Data extracted from a collection:
####################

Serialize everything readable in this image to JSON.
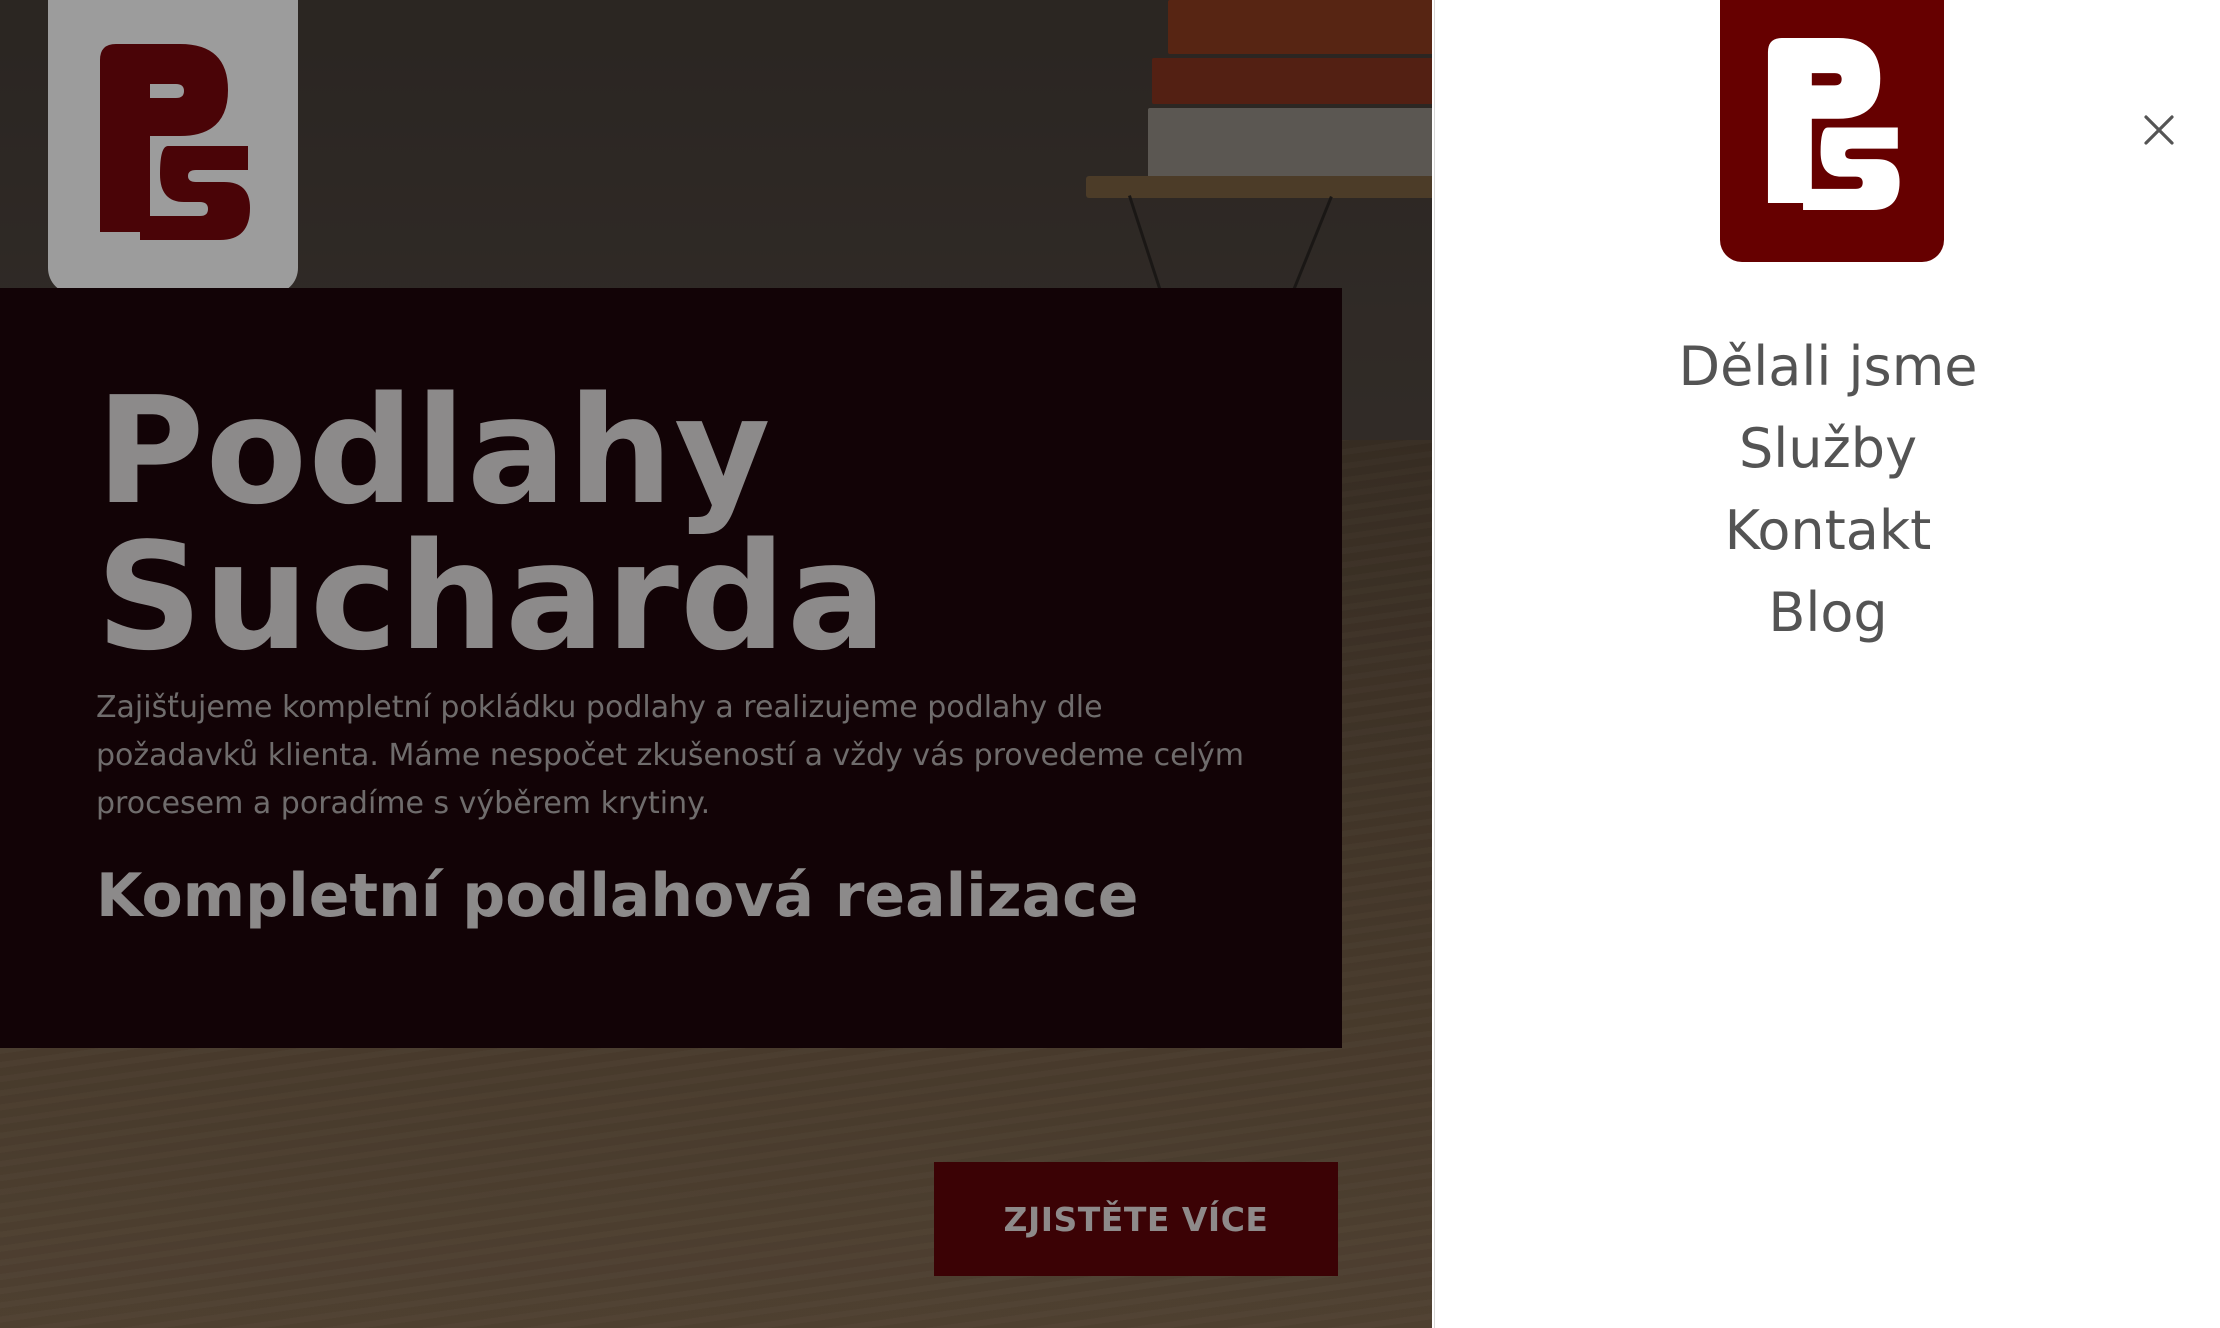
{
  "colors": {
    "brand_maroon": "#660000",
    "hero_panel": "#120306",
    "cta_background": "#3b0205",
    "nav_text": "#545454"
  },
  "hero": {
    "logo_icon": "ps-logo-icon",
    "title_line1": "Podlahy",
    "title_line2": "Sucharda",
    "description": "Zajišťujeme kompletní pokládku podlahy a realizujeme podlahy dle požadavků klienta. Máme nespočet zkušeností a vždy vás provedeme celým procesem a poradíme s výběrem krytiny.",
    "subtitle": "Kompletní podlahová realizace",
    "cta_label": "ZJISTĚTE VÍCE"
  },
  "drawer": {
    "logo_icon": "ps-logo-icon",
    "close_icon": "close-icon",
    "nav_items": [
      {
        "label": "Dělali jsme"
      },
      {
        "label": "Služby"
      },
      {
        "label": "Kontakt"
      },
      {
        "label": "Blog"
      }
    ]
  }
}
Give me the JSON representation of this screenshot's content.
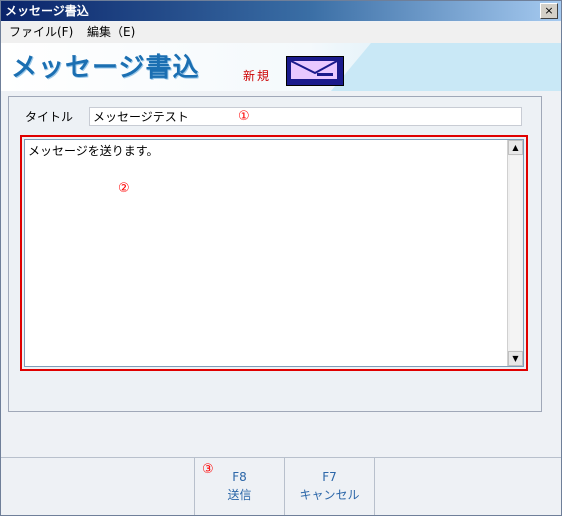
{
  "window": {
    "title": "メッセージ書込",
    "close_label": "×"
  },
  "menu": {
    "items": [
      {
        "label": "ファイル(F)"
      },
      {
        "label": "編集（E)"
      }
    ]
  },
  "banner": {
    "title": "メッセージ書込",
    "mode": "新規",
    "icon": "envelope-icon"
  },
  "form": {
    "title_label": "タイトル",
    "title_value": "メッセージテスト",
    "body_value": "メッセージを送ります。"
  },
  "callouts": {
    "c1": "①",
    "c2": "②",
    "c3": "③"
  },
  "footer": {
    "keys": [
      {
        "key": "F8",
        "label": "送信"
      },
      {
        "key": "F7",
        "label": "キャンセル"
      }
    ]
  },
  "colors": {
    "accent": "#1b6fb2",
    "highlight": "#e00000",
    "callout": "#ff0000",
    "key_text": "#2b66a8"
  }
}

####################

Job:
Gather every line from the entries above where the word "JSON" appears, and copy them.

Exercise answer:
Serialize everything readable in this image to JSON.
Give me the JSON representation of this screenshot's content.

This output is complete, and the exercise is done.